** START Provided records **
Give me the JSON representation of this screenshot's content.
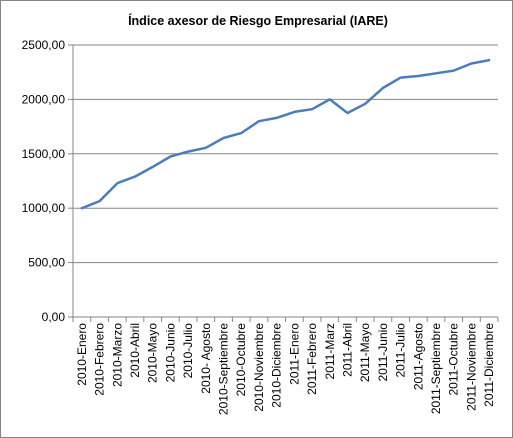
{
  "chart_data": {
    "type": "line",
    "title": "Índice axesor de Riesgo Empresarial (IARE)",
    "xlabel": "",
    "ylabel": "",
    "ylim": [
      0,
      2500
    ],
    "yticks": [
      "0,00",
      "500,00",
      "1000,00",
      "1500,00",
      "2000,00",
      "2500,00"
    ],
    "grid": true,
    "legend": "none",
    "categories": [
      "2010-Enero",
      "2010-Febrero",
      "2010-Marzo",
      "2010-Abril",
      "2010-Mayo",
      "2010-Junio",
      "2010-Julio",
      "2010- Agosto",
      "2010-Septiembre",
      "2010-Octubre",
      "2010-Noviembre",
      "2010-Diciembre",
      "2011-Enero",
      "2011-Febrero",
      "2011-Marz",
      "2011-Abril",
      "2011-Mayo",
      "2011-Junio",
      "2011-Julio",
      "2011-Agosto",
      "2011-Septiembre",
      "2011-Octubre",
      "2011-Noviembre",
      "2011-Diciembre"
    ],
    "series": [
      {
        "values": [
          1000,
          1065,
          1230,
          1290,
          1380,
          1475,
          1520,
          1555,
          1645,
          1690,
          1800,
          1830,
          1885,
          1910,
          2000,
          1875,
          1960,
          2105,
          2200,
          2215,
          2240,
          2265,
          2330,
          2360
        ],
        "color": "#4a7ebb"
      }
    ],
    "colors": {
      "line": "#4a7ebb",
      "grid": "#868686",
      "axis": "#868686",
      "border": "#868686"
    }
  }
}
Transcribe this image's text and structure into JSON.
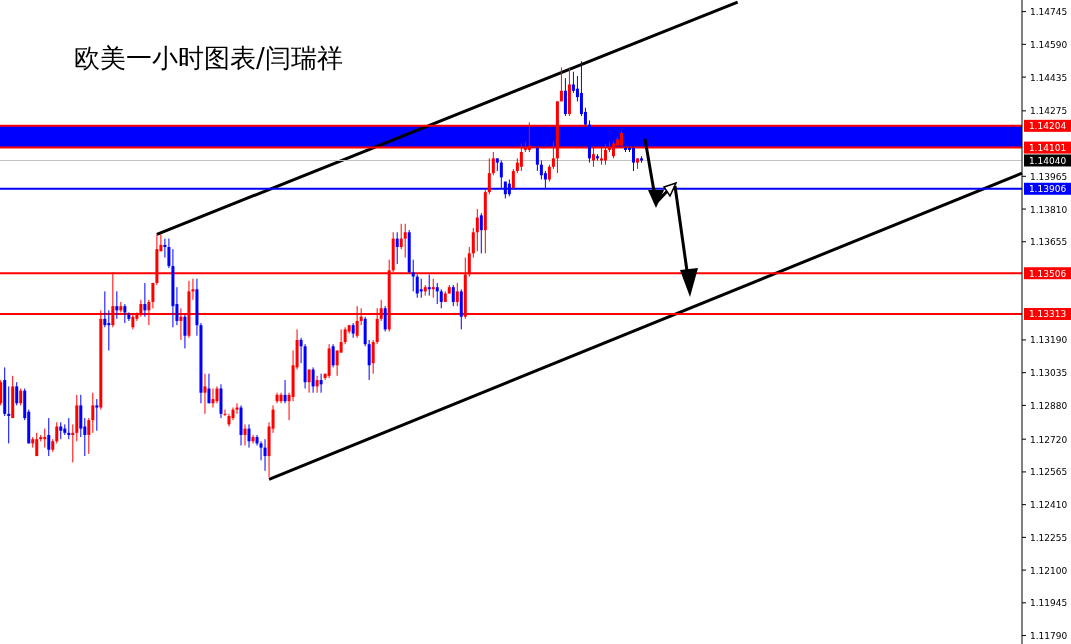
{
  "chart_data": {
    "type": "candlestick",
    "title": "欧美一小时图表/闫瑞祥",
    "tick_labels": "y",
    "grid": false,
    "ylim": [
      1.1175,
      1.148
    ],
    "yticks": [
      1.14745,
      {
        "value": 1.1459,
        "label": "1.14590"
      },
      1.14435,
      1.14275,
      1.13965,
      {
        "value": 1.1381,
        "label": "1.13810"
      },
      1.13655,
      {
        "value": 1.1319,
        "label": "1.13190"
      },
      1.13035,
      {
        "value": 1.1288,
        "label": "1.12880"
      },
      {
        "value": 1.1272,
        "label": "1.12720"
      },
      1.12565,
      {
        "value": 1.1241,
        "label": "1.12410"
      },
      1.12255,
      {
        "value": 1.121,
        "label": "1.12100"
      },
      1.11945,
      {
        "value": 1.1179,
        "label": "1.11790"
      }
    ],
    "bands": [
      {
        "axis": "y",
        "from": 1.14101,
        "to": 1.14204,
        "color": "#0000ff"
      }
    ],
    "ref_lines": [
      {
        "axis": "y",
        "value": 1.14204,
        "label": "1.14204",
        "color": "#ff0000"
      },
      {
        "axis": "y",
        "value": 1.14101,
        "label": "1.14101",
        "color": "#ff0000"
      },
      {
        "axis": "y",
        "value": 1.1404,
        "label": "1.14040",
        "color": "#c0c0c0"
      },
      {
        "axis": "y",
        "value": 1.13906,
        "label": "1.13906",
        "color": "#0000ff"
      },
      {
        "axis": "y",
        "value": 1.13506,
        "label": "1.13506",
        "color": "#ff0000"
      },
      {
        "axis": "y",
        "value": 1.13313,
        "label": "1.13313",
        "color": "#ff0000"
      }
    ],
    "categories": [
      null,
      null,
      null,
      null,
      null,
      null,
      null,
      null,
      null,
      null,
      null,
      null,
      null,
      null,
      null,
      null,
      null,
      null,
      null,
      null,
      null,
      null,
      null,
      null,
      null,
      null,
      null,
      null,
      null,
      null,
      null,
      null,
      null,
      null,
      null,
      null,
      null,
      null,
      null,
      null,
      null,
      null,
      null,
      null,
      null,
      null,
      null,
      null,
      null,
      null,
      null,
      null,
      null,
      null,
      null,
      null,
      null,
      null,
      null,
      null,
      null,
      null,
      null,
      null,
      null,
      null,
      null,
      null,
      null,
      null,
      null,
      null,
      null,
      null,
      null,
      null,
      null,
      null,
      null,
      null,
      null,
      null,
      null,
      null,
      null,
      null,
      null,
      null,
      null,
      null,
      null,
      null,
      null,
      null,
      null,
      null,
      null,
      null,
      null,
      null,
      null,
      null,
      null,
      null,
      null,
      null,
      null,
      null,
      null,
      null,
      null,
      null,
      null,
      null,
      null,
      null,
      null,
      null,
      null,
      null,
      null,
      null,
      null,
      null,
      null,
      null,
      null,
      null,
      null,
      null,
      null,
      null,
      null,
      null,
      null,
      null,
      null,
      null,
      null,
      null,
      null,
      null,
      null,
      null,
      null,
      null,
      null,
      null,
      null,
      null,
      null,
      null,
      null,
      null,
      null,
      null,
      null,
      null,
      null,
      null,
      null,
      null,
      null,
      null,
      null,
      null,
      null,
      null,
      null,
      null,
      null,
      null,
      null,
      null,
      null,
      null,
      null,
      null,
      null,
      null,
      null,
      null,
      null,
      null,
      null,
      null,
      null,
      null,
      null,
      null,
      null,
      null,
      null,
      null,
      null,
      null,
      null,
      null,
      null,
      null,
      null,
      null,
      null,
      null,
      null,
      null,
      null,
      null,
      null,
      null,
      null,
      null,
      null,
      null,
      null,
      null,
      null,
      null,
      null,
      null,
      null,
      null,
      null,
      null,
      null,
      null,
      null,
      null,
      null,
      null,
      null,
      null,
      null,
      null,
      null,
      null,
      null,
      null,
      null,
      null,
      null,
      null,
      null,
      null,
      null,
      null,
      null,
      null,
      null,
      null,
      null,
      null,
      null,
      null,
      null,
      null
    ],
    "ohlc": [
      [
        1.1289,
        1.13,
        1.1288,
        1.1299
      ],
      [
        1.13,
        1.1306,
        1.1283,
        1.1284
      ],
      [
        1.1284,
        1.1297,
        1.127,
        1.1283
      ],
      [
        1.1282,
        1.1302,
        1.1282,
        1.1297
      ],
      [
        1.1297,
        1.1299,
        1.1288,
        1.1289
      ],
      [
        1.1289,
        1.1296,
        1.1288,
        1.1295
      ],
      [
        1.1295,
        1.1296,
        1.1281,
        1.1282
      ],
      [
        1.1285,
        1.1286,
        1.127,
        1.127
      ],
      [
        1.127,
        1.1273,
        1.1268,
        1.1272
      ],
      [
        1.1264,
        1.1275,
        1.1264,
        1.1272
      ],
      [
        1.1272,
        1.1274,
        1.1271,
        1.1273
      ],
      [
        1.1272,
        1.1277,
        1.1268,
        1.1273
      ],
      [
        1.1274,
        1.1282,
        1.1264,
        1.1267
      ],
      [
        1.1267,
        1.1272,
        1.1266,
        1.1271
      ],
      [
        1.1271,
        1.128,
        1.127,
        1.1278
      ],
      [
        1.1278,
        1.128,
        1.1272,
        1.1276
      ],
      [
        1.1277,
        1.1279,
        1.1274,
        1.1275
      ],
      [
        1.1275,
        1.1282,
        1.1272,
        1.1274
      ],
      [
        1.1274,
        1.1279,
        1.1261,
        1.1275
      ],
      [
        1.1275,
        1.1293,
        1.1271,
        1.1288
      ],
      [
        1.1288,
        1.1293,
        1.1273,
        1.1277
      ],
      [
        1.1278,
        1.1282,
        1.1264,
        1.1274
      ],
      [
        1.1274,
        1.1282,
        1.1265,
        1.1281
      ],
      [
        1.1281,
        1.1294,
        1.1275,
        1.1288
      ],
      [
        1.1288,
        1.1291,
        1.1276,
        1.1287
      ],
      [
        1.1287,
        1.1333,
        1.1286,
        1.1329
      ],
      [
        1.1329,
        1.1342,
        1.1325,
        1.1326
      ],
      [
        1.1327,
        1.1333,
        1.1314,
        1.1326
      ],
      [
        1.1326,
        1.1351,
        1.1325,
        1.1335
      ],
      [
        1.1335,
        1.1342,
        1.1329,
        1.1333
      ],
      [
        1.1333,
        1.1337,
        1.1332,
        1.1335
      ],
      [
        1.1335,
        1.1336,
        1.1327,
        1.1332
      ],
      [
        1.1331,
        1.1332,
        1.1328,
        1.1329
      ],
      [
        1.1325,
        1.1331,
        1.1324,
        1.133
      ],
      [
        1.1329,
        1.1332,
        1.1328,
        1.1331
      ],
      [
        1.1331,
        1.1338,
        1.133,
        1.1336
      ],
      [
        1.1336,
        1.1346,
        1.133,
        1.1333
      ],
      [
        1.1333,
        1.1338,
        1.1326,
        1.1337
      ],
      [
        1.1337,
        1.1346,
        1.1334,
        1.1346
      ],
      [
        1.1346,
        1.1369,
        1.1345,
        1.1362
      ],
      [
        1.1361,
        1.1369,
        1.1361,
        1.1364
      ],
      [
        1.1364,
        1.1367,
        1.1358,
        1.1363
      ],
      [
        1.1363,
        1.1367,
        1.1353,
        1.1354
      ],
      [
        1.1354,
        1.1362,
        1.1325,
        1.1335
      ],
      [
        1.1336,
        1.1344,
        1.1326,
        1.1328
      ],
      [
        1.1328,
        1.1334,
        1.1319,
        1.133
      ],
      [
        1.133,
        1.1331,
        1.1315,
        1.1321
      ],
      [
        1.1321,
        1.1347,
        1.132,
        1.1342
      ],
      [
        1.1342,
        1.1348,
        1.1338,
        1.1343
      ],
      [
        1.1343,
        1.1348,
        1.1321,
        1.1326
      ],
      [
        1.1326,
        1.1327,
        1.1289,
        1.1294
      ],
      [
        1.1294,
        1.1303,
        1.1284,
        1.1297
      ],
      [
        1.1296,
        1.1303,
        1.1289,
        1.1289
      ],
      [
        1.1289,
        1.1296,
        1.1287,
        1.1291
      ],
      [
        1.129,
        1.1297,
        1.1289,
        1.1296
      ],
      [
        1.1296,
        1.1298,
        1.1282,
        1.1284
      ],
      [
        1.1284,
        1.1286,
        1.1283,
        1.1284
      ],
      [
        1.1279,
        1.1284,
        1.1278,
        1.1283
      ],
      [
        1.1282,
        1.1287,
        1.1281,
        1.1286
      ],
      [
        1.1286,
        1.1289,
        1.1284,
        1.1287
      ],
      [
        1.1287,
        1.1288,
        1.1269,
        1.1274
      ],
      [
        1.1274,
        1.1279,
        1.1269,
        1.1277
      ],
      [
        1.1277,
        1.1279,
        1.1268,
        1.1271
      ],
      [
        1.1271,
        1.1274,
        1.127,
        1.1273
      ],
      [
        1.1273,
        1.1274,
        1.1269,
        1.127
      ],
      [
        1.127,
        1.1271,
        1.1262,
        1.1268
      ],
      [
        1.1268,
        1.1272,
        1.1257,
        1.1264
      ],
      [
        1.1264,
        1.128,
        1.1254,
        1.1278
      ],
      [
        1.1277,
        1.1288,
        1.1275,
        1.1286
      ],
      [
        1.129,
        1.1294,
        1.1289,
        1.1293
      ],
      [
        1.129,
        1.1294,
        1.1289,
        1.1293
      ],
      [
        1.1293,
        1.13,
        1.1289,
        1.129
      ],
      [
        1.129,
        1.1294,
        1.1281,
        1.1293
      ],
      [
        1.1292,
        1.1314,
        1.129,
        1.1307
      ],
      [
        1.1306,
        1.1324,
        1.1305,
        1.1319
      ],
      [
        1.1319,
        1.132,
        1.1308,
        1.1316
      ],
      [
        1.1316,
        1.1317,
        1.1296,
        1.1299
      ],
      [
        1.1299,
        1.1305,
        1.1294,
        1.1305
      ],
      [
        1.1305,
        1.1306,
        1.1294,
        1.1297
      ],
      [
        1.1297,
        1.1302,
        1.1294,
        1.13
      ],
      [
        1.13,
        1.1303,
        1.1294,
        1.1298
      ],
      [
        1.1301,
        1.1303,
        1.13,
        1.1303
      ],
      [
        1.1302,
        1.1317,
        1.1301,
        1.1315
      ],
      [
        1.1316,
        1.1317,
        1.1306,
        1.1307
      ],
      [
        1.1307,
        1.1314,
        1.1302,
        1.1314
      ],
      [
        1.1313,
        1.1324,
        1.1313,
        1.1318
      ],
      [
        1.1318,
        1.1325,
        1.1317,
        1.1324
      ],
      [
        1.1323,
        1.1326,
        1.1322,
        1.1326
      ],
      [
        1.1326,
        1.1327,
        1.132,
        1.1322
      ],
      [
        1.1321,
        1.1335,
        1.132,
        1.1328
      ],
      [
        1.1328,
        1.1334,
        1.1326,
        1.133
      ],
      [
        1.1329,
        1.133,
        1.1316,
        1.1317
      ],
      [
        1.1317,
        1.1319,
        1.13,
        1.1307
      ],
      [
        1.1308,
        1.1319,
        1.1303,
        1.1318
      ],
      [
        1.1318,
        1.1334,
        1.1317,
        1.1329
      ],
      [
        1.1329,
        1.1338,
        1.1328,
        1.1334
      ],
      [
        1.1334,
        1.1335,
        1.1323,
        1.1324
      ],
      [
        1.1324,
        1.1357,
        1.1323,
        1.1352
      ],
      [
        1.1352,
        1.137,
        1.1351,
        1.1367
      ],
      [
        1.1367,
        1.137,
        1.1355,
        1.1363
      ],
      [
        1.1363,
        1.1374,
        1.1362,
        1.1367
      ],
      [
        1.1367,
        1.1374,
        1.1358,
        1.137
      ],
      [
        1.137,
        1.1371,
        1.1351,
        1.1351
      ],
      [
        1.1351,
        1.1357,
        1.1342,
        1.1349
      ],
      [
        1.1349,
        1.135,
        1.1339,
        1.1341
      ],
      [
        1.1343,
        1.1348,
        1.1339,
        1.1342
      ],
      [
        1.1342,
        1.1345,
        1.134,
        1.1344
      ],
      [
        1.1344,
        1.135,
        1.134,
        1.1343
      ],
      [
        1.1343,
        1.1348,
        1.1339,
        1.1344
      ],
      [
        1.1344,
        1.1346,
        1.1336,
        1.1342
      ],
      [
        1.1342,
        1.1343,
        1.1334,
        1.1337
      ],
      [
        1.1337,
        1.1342,
        1.1337,
        1.1341
      ],
      [
        1.1341,
        1.1345,
        1.1341,
        1.1344
      ],
      [
        1.1344,
        1.1345,
        1.1335,
        1.1337
      ],
      [
        1.1337,
        1.1346,
        1.1335,
        1.1342
      ],
      [
        1.1342,
        1.1343,
        1.1324,
        1.133
      ],
      [
        1.133,
        1.1358,
        1.1329,
        1.135
      ],
      [
        1.135,
        1.1363,
        1.1349,
        1.136
      ],
      [
        1.136,
        1.1372,
        1.1358,
        1.137
      ],
      [
        1.137,
        1.1381,
        1.1361,
        1.1377
      ],
      [
        1.1378,
        1.1379,
        1.136,
        1.1371
      ],
      [
        1.1371,
        1.139,
        1.136,
        1.1389
      ],
      [
        1.1389,
        1.1405,
        1.1388,
        1.1398
      ],
      [
        1.1398,
        1.1408,
        1.1397,
        1.1405
      ],
      [
        1.1405,
        1.1405,
        1.1399,
        1.1403
      ],
      [
        1.1403,
        1.1404,
        1.1391,
        1.1396
      ],
      [
        1.1394,
        1.1394,
        1.1386,
        1.1388
      ],
      [
        1.1393,
        1.1395,
        1.1387,
        1.1388
      ],
      [
        1.1391,
        1.14,
        1.139,
        1.1399
      ],
      [
        1.1399,
        1.1405,
        1.1398,
        1.1403
      ],
      [
        1.1401,
        1.1412,
        1.1399,
        1.1408
      ],
      [
        1.1409,
        1.1413,
        1.1408,
        1.141
      ],
      [
        1.1409,
        1.1422,
        1.1408,
        1.1411
      ],
      null,
      [
        1.141,
        1.1411,
        1.1399,
        1.1402
      ],
      [
        1.1402,
        1.1404,
        1.1395,
        1.1397
      ],
      [
        1.1398,
        1.1399,
        1.1391,
        1.1395
      ],
      [
        1.1395,
        1.1402,
        1.1394,
        1.1401
      ],
      [
        1.1401,
        1.1413,
        1.14,
        1.1405
      ],
      [
        1.1405,
        1.1432,
        1.1398,
        1.1432
      ],
      [
        1.1432,
        1.1448,
        1.1432,
        1.1437
      ],
      [
        1.1437,
        1.1443,
        1.1425,
        1.1426
      ],
      [
        1.1426,
        1.1448,
        1.1425,
        1.144
      ],
      [
        1.144,
        1.1446,
        1.1436,
        1.1437
      ],
      [
        1.1438,
        1.1444,
        1.1432,
        1.1434
      ],
      [
        1.1436,
        1.1451,
        1.1425,
        1.1426
      ],
      [
        1.1427,
        1.1429,
        1.142,
        1.1421
      ],
      [
        1.1421,
        1.1423,
        1.1403,
        1.1405
      ],
      [
        1.1404,
        1.141,
        1.1401,
        1.1407
      ],
      [
        1.1406,
        1.1407,
        1.1404,
        1.1405
      ],
      [
        1.1404,
        1.141,
        1.1402,
        1.1405
      ],
      [
        1.1404,
        1.1412,
        1.1402,
        1.1409
      ],
      [
        1.1409,
        1.1413,
        1.1408,
        1.141
      ],
      [
        1.1406,
        1.1413,
        1.1405,
        1.1412
      ],
      [
        1.1411,
        1.1415,
        1.1411,
        1.1414
      ],
      [
        1.1411,
        1.1418,
        1.1411,
        1.1417
      ],
      [
        1.141,
        1.1411,
        1.1408,
        1.1409
      ],
      [
        1.141,
        1.1411,
        1.1408,
        1.1409
      ],
      [
        1.141,
        1.1411,
        1.1399,
        1.1403
      ],
      [
        1.1403,
        1.1405,
        1.14,
        1.1405
      ],
      [
        1.1405,
        1.1406,
        1.1403,
        1.1404
      ],
      null,
      null,
      null,
      null,
      null,
      null,
      null,
      null,
      null,
      null,
      null,
      null,
      null,
      null,
      null,
      null,
      null,
      null,
      null,
      null,
      null,
      null,
      null,
      null,
      null,
      null,
      null,
      null,
      null,
      null,
      null,
      null,
      null,
      null,
      null,
      null,
      null,
      null,
      null,
      null,
      null,
      null,
      null,
      null,
      null,
      null,
      null,
      null,
      null,
      null,
      null,
      null,
      null,
      null,
      null,
      null,
      null,
      null,
      null,
      null,
      null,
      null,
      null,
      null,
      null,
      null,
      null,
      null,
      null,
      null,
      null,
      null,
      null,
      null,
      null,
      null,
      null,
      null,
      null,
      null,
      null,
      null,
      null,
      null,
      null,
      null,
      null,
      null,
      null,
      null,
      null,
      null,
      null,
      null,
      null
    ],
    "series": [
      {
        "type": "line",
        "color": "#000000",
        "values": [
          null,
          null,
          null,
          null,
          null,
          null,
          null,
          null,
          null,
          null,
          null,
          null,
          null,
          null,
          null,
          null,
          null,
          null,
          null,
          null,
          null,
          null,
          null,
          null,
          null,
          null,
          null,
          null,
          null,
          null,
          null,
          null,
          null,
          null,
          null,
          null,
          null,
          null,
          null,
          1.1369,
          null,
          null,
          null,
          null,
          null,
          null,
          null,
          null,
          null,
          null,
          null,
          null,
          null,
          null,
          null,
          null,
          null,
          null,
          null,
          null,
          null,
          null,
          null,
          null,
          null,
          null,
          null,
          null,
          null,
          null,
          null,
          null,
          null,
          null,
          null,
          null,
          null,
          null,
          null,
          null,
          null,
          null,
          null,
          null,
          null,
          null,
          null,
          null,
          null,
          null,
          null,
          null,
          null,
          null,
          null,
          null,
          null,
          null,
          null,
          null,
          null,
          null,
          null,
          null,
          null,
          null,
          null,
          null,
          null,
          null,
          null,
          null,
          null,
          null,
          null,
          null,
          null,
          null,
          null,
          null,
          null,
          null,
          null,
          null,
          null,
          null,
          null,
          null,
          null,
          null,
          null,
          null,
          null,
          null,
          null,
          null,
          null,
          null,
          null,
          null,
          null,
          null,
          null,
          null,
          null,
          null,
          null,
          null,
          null,
          null,
          null,
          null,
          null,
          null,
          null,
          null,
          null,
          null,
          null,
          null,
          null,
          null,
          null,
          null,
          null,
          null,
          null,
          null,
          null,
          null,
          null,
          null,
          null,
          null,
          null,
          null,
          null,
          null,
          null,
          null,
          null,
          null,
          null,
          null,
          1.1479,
          null,
          null,
          null,
          null,
          null,
          null,
          null,
          null,
          null,
          null,
          null,
          null,
          null,
          null,
          null,
          null,
          null,
          null,
          null,
          null,
          null,
          null,
          null,
          null,
          null,
          null,
          null,
          null,
          null,
          null,
          null,
          null,
          null,
          null,
          null,
          null,
          null,
          null,
          null,
          null,
          null,
          null,
          null,
          null,
          null,
          null,
          null,
          null,
          null,
          null,
          null,
          null,
          null,
          null,
          null,
          null,
          null,
          null,
          null,
          null,
          null,
          null,
          null,
          null,
          null,
          null,
          null,
          null,
          null,
          null,
          null
        ]
      },
      {
        "type": "line",
        "color": "#000000",
        "values": [
          null,
          null,
          null,
          null,
          null,
          null,
          null,
          null,
          null,
          null,
          null,
          null,
          null,
          null,
          null,
          null,
          null,
          null,
          null,
          null,
          null,
          null,
          null,
          null,
          null,
          null,
          null,
          null,
          null,
          null,
          null,
          null,
          null,
          null,
          null,
          null,
          null,
          null,
          null,
          null,
          null,
          null,
          null,
          null,
          null,
          null,
          null,
          null,
          null,
          null,
          null,
          null,
          null,
          null,
          null,
          null,
          null,
          null,
          null,
          null,
          null,
          null,
          null,
          null,
          null,
          null,
          null,
          1.1253,
          null,
          null,
          null,
          null,
          null,
          null,
          null,
          null,
          null,
          null,
          null,
          null,
          null,
          null,
          null,
          null,
          null,
          null,
          null,
          null,
          null,
          null,
          null,
          null,
          null,
          null,
          null,
          null,
          null,
          null,
          null,
          null,
          null,
          null,
          null,
          null,
          null,
          null,
          null,
          null,
          null,
          null,
          null,
          null,
          null,
          null,
          null,
          null,
          null,
          null,
          null,
          null,
          null,
          null,
          null,
          null,
          null,
          null,
          null,
          null,
          null,
          null,
          null,
          null,
          null,
          null,
          null,
          null,
          null,
          null,
          null,
          null,
          null,
          null,
          null,
          null,
          null,
          null,
          null,
          null,
          null,
          null,
          null,
          null,
          null,
          null,
          null,
          null,
          null,
          null,
          null,
          null,
          null,
          null,
          null,
          null,
          null,
          null,
          null,
          null,
          null,
          null,
          null,
          null,
          null,
          null,
          null,
          null,
          null,
          null,
          null,
          null,
          null,
          null,
          null,
          null,
          null,
          null,
          null,
          null,
          null,
          null,
          null,
          null,
          null,
          null,
          null,
          null,
          null,
          null,
          null,
          null,
          null,
          null,
          null,
          null,
          null,
          null,
          null,
          null,
          null,
          null,
          null,
          null,
          null,
          null,
          null,
          null,
          null,
          null,
          null,
          null,
          null,
          null,
          null,
          null,
          null,
          null,
          null,
          null,
          null,
          null,
          null,
          null,
          null,
          null,
          null,
          null,
          null,
          null,
          null,
          null,
          null,
          null,
          null,
          null,
          null,
          null,
          null,
          null,
          null,
          null,
          null,
          null,
          null,
          null,
          null,
          1.1398
        ]
      }
    ]
  }
}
** END Provided records **
Exercise aim |
How many of these lines contain "title"? Write only the number.

Reply |
2